* _TASK REQUIREMENTS_:
Reproduce the records below verbatim, starting at the line containing "staticText: 運用状況 — [11, 56, 33, 63]" and ending at the line containing "staticText: 24,820 — [9, 263, 41, 277]", with both of those lines included.

Rows from a dataset
↓

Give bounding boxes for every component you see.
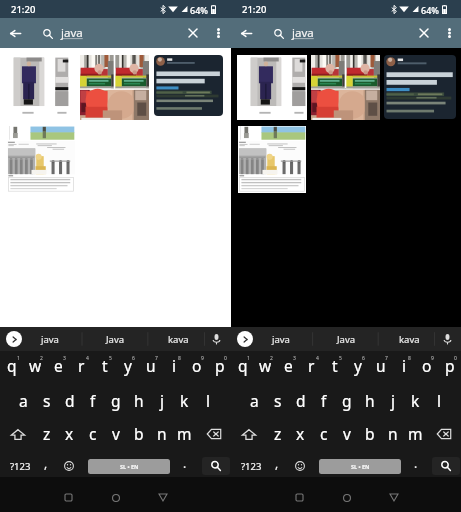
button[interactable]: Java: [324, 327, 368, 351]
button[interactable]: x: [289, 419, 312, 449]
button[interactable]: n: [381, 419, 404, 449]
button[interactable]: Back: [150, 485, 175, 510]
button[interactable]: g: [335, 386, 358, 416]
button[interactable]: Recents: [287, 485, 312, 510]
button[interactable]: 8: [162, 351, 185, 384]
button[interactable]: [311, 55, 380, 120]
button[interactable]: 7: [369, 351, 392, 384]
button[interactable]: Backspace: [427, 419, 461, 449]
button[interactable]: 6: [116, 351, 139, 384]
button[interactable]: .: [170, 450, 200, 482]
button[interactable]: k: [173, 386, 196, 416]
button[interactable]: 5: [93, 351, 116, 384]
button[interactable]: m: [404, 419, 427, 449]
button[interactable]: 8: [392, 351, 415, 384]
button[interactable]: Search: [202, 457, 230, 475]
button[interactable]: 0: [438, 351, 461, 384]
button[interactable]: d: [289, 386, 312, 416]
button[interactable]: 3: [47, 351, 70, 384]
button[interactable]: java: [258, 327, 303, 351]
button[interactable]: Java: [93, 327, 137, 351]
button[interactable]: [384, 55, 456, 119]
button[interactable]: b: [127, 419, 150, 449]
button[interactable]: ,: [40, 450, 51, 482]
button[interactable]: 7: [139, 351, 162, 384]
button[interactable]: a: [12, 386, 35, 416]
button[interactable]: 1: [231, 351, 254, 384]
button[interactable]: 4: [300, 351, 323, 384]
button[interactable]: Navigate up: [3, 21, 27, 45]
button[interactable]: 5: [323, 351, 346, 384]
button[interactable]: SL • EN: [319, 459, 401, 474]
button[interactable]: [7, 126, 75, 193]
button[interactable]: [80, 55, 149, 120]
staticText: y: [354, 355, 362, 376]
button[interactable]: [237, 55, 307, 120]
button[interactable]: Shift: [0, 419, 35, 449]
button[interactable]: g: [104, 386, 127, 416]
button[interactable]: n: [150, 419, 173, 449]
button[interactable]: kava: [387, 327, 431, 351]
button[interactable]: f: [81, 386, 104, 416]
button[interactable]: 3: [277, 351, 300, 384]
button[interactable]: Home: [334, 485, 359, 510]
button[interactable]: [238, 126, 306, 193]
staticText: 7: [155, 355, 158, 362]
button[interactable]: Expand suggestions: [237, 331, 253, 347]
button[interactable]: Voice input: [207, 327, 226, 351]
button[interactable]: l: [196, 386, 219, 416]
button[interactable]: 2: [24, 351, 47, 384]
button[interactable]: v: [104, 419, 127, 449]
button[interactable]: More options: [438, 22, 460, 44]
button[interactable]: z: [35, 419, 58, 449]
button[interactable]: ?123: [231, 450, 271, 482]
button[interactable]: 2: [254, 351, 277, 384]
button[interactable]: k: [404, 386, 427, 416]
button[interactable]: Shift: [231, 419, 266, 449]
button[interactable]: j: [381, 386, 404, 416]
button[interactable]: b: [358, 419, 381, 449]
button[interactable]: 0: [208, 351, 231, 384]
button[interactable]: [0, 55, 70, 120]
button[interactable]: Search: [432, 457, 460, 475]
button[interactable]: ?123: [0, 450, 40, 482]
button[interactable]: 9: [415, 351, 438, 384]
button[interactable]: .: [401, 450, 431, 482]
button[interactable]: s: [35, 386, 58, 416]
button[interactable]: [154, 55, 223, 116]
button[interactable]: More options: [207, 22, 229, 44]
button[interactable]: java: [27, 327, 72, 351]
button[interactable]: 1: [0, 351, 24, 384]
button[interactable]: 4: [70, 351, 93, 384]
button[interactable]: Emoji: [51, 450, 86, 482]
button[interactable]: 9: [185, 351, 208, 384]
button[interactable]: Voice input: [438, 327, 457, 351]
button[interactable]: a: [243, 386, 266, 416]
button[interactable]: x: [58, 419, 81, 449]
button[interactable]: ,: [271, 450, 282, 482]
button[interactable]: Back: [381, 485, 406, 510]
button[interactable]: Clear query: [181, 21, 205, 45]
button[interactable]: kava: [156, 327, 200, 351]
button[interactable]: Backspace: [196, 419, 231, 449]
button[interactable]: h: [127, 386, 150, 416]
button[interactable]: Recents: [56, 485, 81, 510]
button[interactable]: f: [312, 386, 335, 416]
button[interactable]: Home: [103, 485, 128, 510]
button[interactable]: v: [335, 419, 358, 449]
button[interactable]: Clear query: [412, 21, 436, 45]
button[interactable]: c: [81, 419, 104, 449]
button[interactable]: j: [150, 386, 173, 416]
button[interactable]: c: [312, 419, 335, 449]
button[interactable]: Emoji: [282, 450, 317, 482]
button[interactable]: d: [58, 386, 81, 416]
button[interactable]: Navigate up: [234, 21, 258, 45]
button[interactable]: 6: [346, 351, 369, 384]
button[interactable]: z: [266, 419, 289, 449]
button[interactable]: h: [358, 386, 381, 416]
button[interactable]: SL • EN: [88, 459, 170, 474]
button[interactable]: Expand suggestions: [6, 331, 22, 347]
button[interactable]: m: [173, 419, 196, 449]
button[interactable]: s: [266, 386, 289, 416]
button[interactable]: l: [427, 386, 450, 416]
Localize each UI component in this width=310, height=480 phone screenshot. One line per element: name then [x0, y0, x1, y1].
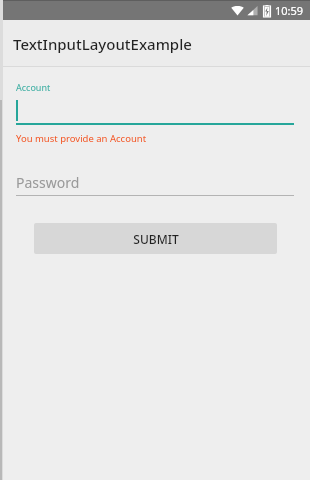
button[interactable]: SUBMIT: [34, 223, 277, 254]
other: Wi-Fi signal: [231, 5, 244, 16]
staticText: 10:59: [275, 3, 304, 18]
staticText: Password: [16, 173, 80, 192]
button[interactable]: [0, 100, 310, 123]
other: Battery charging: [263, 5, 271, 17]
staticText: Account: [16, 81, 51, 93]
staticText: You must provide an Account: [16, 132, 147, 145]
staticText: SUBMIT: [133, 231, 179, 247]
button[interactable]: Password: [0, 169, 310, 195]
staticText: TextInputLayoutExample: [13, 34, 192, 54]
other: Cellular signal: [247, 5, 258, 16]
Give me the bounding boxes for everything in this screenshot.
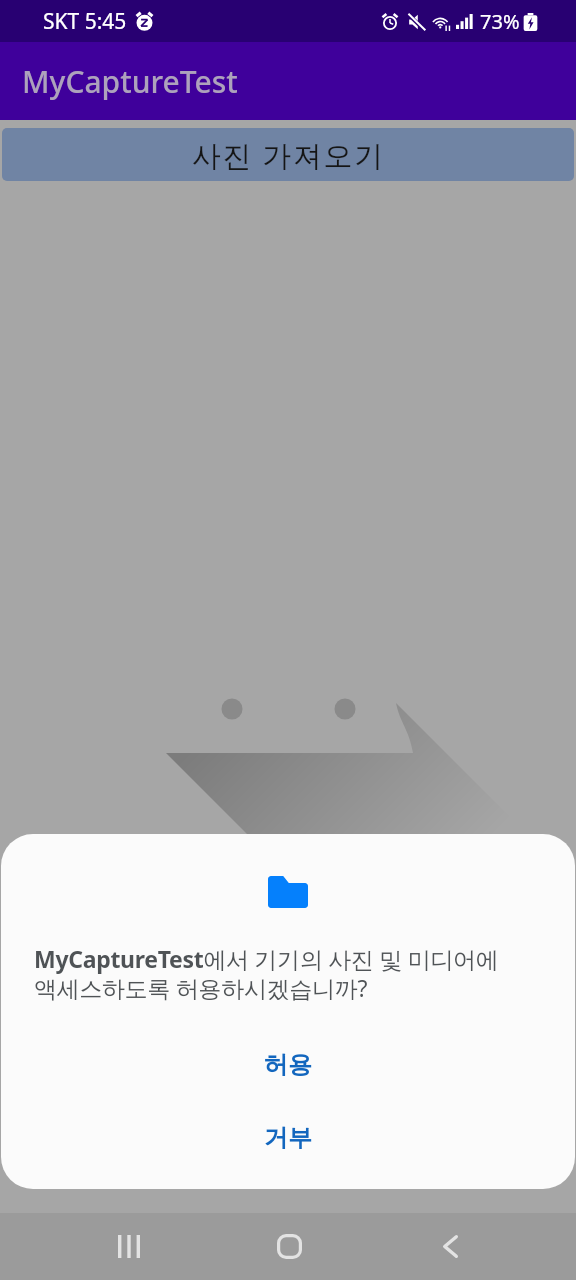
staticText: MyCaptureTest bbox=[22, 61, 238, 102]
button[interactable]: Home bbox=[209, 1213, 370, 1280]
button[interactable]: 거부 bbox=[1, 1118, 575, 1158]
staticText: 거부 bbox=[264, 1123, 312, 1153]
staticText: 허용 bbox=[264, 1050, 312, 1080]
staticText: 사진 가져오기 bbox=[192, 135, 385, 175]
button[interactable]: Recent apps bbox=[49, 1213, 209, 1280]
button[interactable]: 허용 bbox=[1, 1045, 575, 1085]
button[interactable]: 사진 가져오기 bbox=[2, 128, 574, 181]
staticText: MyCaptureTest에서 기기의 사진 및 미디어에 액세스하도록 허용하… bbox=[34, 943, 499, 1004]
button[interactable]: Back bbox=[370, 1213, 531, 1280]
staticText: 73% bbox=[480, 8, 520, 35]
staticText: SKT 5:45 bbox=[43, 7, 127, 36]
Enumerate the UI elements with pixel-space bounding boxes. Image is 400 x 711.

↑
↓

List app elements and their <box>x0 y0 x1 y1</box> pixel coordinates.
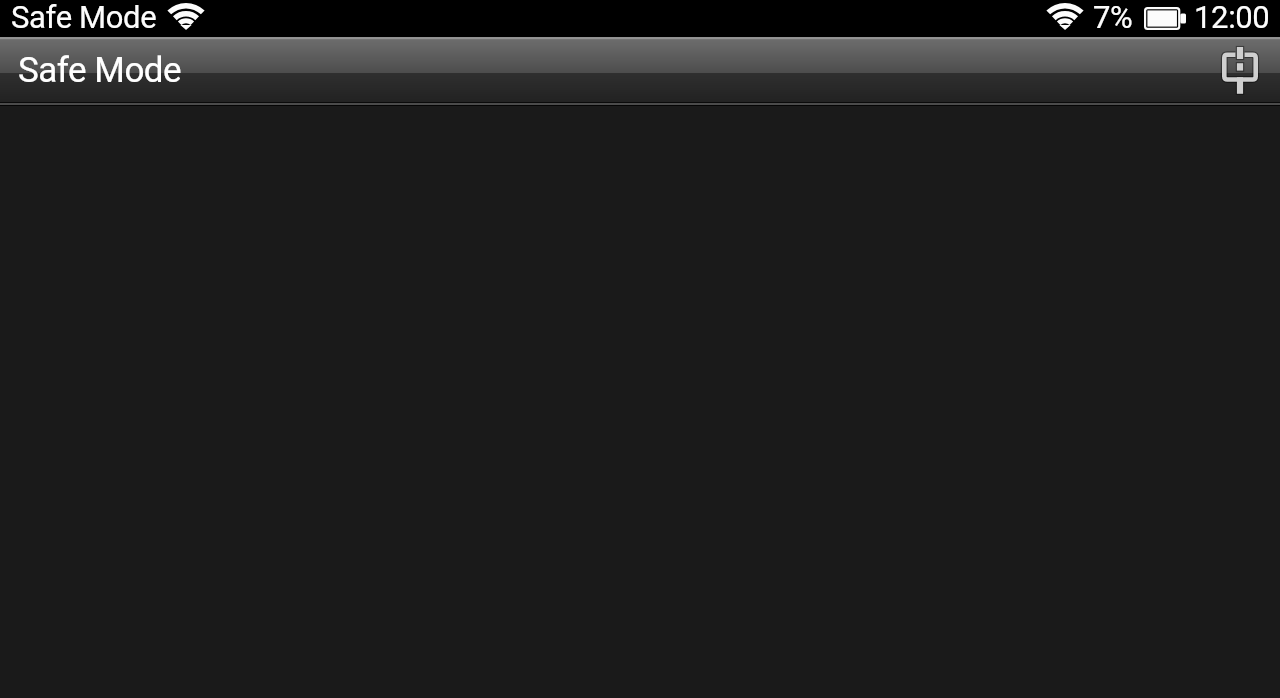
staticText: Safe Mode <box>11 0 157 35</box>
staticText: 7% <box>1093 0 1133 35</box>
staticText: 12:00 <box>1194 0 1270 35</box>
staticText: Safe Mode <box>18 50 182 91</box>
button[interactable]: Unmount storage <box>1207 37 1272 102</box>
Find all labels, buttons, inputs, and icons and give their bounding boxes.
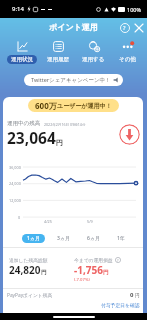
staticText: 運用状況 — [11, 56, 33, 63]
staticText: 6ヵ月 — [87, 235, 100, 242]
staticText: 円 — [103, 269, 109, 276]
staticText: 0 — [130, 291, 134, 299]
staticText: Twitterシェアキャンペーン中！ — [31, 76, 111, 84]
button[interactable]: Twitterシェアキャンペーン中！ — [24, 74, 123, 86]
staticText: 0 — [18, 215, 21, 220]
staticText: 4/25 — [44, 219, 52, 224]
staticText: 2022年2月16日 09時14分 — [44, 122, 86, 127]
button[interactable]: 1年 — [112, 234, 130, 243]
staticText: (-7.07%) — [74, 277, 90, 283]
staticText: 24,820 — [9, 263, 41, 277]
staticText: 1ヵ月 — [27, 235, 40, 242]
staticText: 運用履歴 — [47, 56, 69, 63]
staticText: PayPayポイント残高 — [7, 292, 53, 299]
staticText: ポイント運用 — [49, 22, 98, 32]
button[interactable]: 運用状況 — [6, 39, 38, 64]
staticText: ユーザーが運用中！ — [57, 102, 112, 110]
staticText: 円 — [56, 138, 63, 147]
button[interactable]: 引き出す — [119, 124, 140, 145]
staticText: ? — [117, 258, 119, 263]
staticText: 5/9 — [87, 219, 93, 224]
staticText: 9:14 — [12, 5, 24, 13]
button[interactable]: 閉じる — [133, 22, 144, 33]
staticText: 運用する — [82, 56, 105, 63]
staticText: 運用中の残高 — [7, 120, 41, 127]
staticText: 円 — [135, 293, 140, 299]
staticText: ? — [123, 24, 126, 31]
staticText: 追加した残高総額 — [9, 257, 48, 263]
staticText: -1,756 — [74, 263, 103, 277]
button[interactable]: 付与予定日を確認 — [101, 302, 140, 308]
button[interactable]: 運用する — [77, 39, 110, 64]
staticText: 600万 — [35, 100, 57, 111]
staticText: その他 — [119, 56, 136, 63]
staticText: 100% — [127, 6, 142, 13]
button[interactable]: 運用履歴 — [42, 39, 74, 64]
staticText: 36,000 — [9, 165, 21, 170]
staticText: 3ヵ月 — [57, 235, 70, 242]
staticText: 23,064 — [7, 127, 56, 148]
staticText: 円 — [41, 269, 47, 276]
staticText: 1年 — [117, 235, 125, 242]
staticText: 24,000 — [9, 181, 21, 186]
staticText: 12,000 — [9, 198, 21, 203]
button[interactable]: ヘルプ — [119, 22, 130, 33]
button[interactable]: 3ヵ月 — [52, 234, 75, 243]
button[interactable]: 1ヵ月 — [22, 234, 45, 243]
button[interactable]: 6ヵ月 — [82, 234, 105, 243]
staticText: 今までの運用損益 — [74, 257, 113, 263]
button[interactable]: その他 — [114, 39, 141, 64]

↑
↓

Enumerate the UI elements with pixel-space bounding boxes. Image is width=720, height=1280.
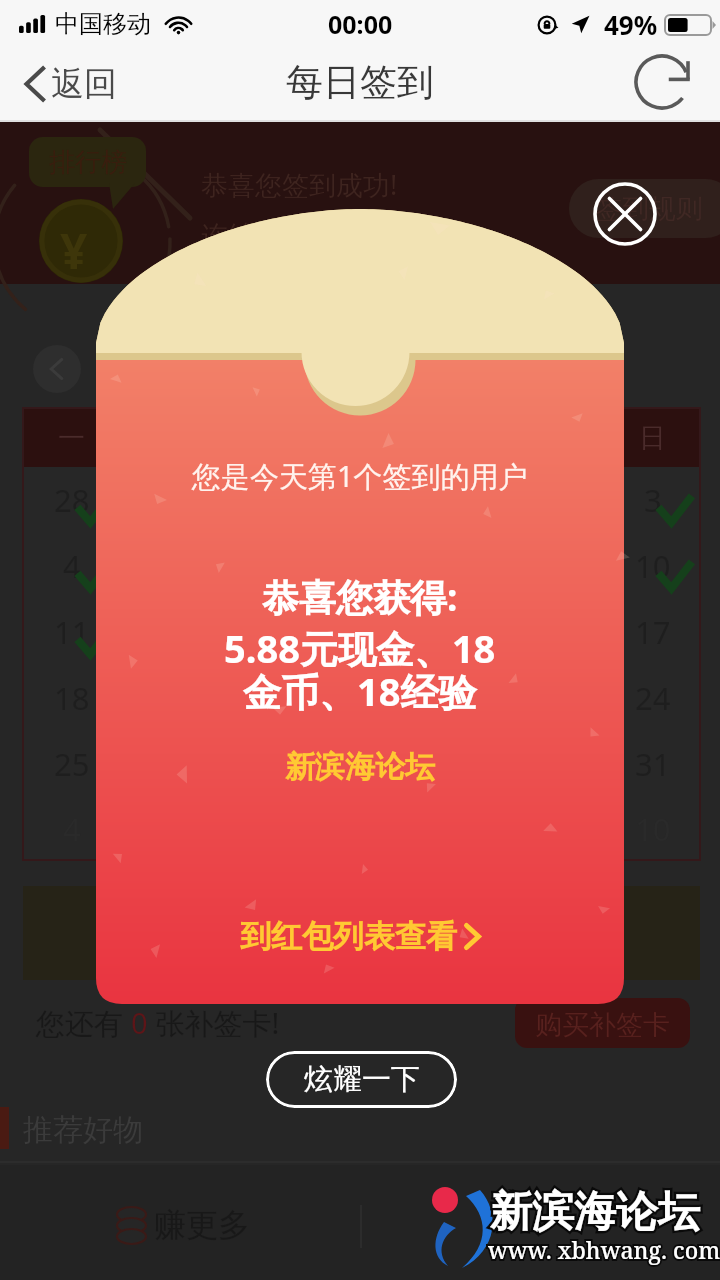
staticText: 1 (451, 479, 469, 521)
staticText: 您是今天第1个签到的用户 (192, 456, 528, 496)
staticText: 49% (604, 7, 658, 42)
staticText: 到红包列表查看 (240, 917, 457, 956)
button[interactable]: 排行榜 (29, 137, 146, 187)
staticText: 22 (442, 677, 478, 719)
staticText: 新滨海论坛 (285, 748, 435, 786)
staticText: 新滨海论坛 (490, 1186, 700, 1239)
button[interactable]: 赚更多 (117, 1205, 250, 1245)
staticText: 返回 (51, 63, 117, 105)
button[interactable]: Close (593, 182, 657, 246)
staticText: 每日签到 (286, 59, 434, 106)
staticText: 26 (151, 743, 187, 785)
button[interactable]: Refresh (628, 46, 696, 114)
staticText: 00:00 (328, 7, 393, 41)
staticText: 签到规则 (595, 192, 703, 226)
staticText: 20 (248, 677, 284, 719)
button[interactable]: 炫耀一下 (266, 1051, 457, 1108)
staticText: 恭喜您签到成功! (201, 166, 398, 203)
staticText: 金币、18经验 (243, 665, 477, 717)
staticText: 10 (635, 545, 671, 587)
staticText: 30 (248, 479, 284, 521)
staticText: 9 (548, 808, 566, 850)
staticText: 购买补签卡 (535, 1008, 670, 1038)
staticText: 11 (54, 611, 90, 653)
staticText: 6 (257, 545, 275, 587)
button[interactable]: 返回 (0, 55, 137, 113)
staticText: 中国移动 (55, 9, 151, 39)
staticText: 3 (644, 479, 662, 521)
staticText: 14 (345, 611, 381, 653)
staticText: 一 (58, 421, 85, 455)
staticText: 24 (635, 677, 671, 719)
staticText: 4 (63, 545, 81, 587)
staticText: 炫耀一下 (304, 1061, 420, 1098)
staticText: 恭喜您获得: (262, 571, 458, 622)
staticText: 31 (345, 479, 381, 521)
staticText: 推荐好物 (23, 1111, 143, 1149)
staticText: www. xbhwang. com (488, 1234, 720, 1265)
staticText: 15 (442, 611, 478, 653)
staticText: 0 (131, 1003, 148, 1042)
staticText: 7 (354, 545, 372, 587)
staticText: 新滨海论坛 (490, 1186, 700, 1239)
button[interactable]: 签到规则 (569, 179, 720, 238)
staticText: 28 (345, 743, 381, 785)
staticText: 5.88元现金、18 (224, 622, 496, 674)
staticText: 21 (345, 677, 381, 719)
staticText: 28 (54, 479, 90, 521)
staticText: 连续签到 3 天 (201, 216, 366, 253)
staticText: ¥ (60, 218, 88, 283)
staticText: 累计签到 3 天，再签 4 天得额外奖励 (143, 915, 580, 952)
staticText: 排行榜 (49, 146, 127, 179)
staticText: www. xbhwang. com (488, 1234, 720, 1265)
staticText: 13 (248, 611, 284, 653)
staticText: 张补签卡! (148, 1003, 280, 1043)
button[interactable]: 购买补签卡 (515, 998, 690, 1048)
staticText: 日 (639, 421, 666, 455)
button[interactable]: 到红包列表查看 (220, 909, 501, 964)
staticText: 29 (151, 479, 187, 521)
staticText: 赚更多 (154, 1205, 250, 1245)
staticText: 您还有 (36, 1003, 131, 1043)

↑

* _TASK ANSWER_:
staticText: 運用状況 — [11, 56, 33, 63]
staticText: 6ヵ月 — [87, 235, 100, 242]
staticText: 円 — [103, 269, 109, 276]
staticText: 0 — [130, 291, 134, 299]
staticText: Twitterシェアキャンペーン中！ — [31, 76, 111, 84]
button[interactable]: Twitterシェアキャンペーン中！ — [24, 74, 123, 86]
staticText: 0 — [18, 215, 21, 220]
staticText: 4/25 — [44, 219, 52, 224]
staticText: 2022年2月16日 09時14分 — [44, 122, 86, 127]
button[interactable]: 1年 — [112, 234, 130, 243]
staticText: (-7.07%) — [74, 277, 90, 283]
staticText: 24,820 — [9, 263, 41, 277]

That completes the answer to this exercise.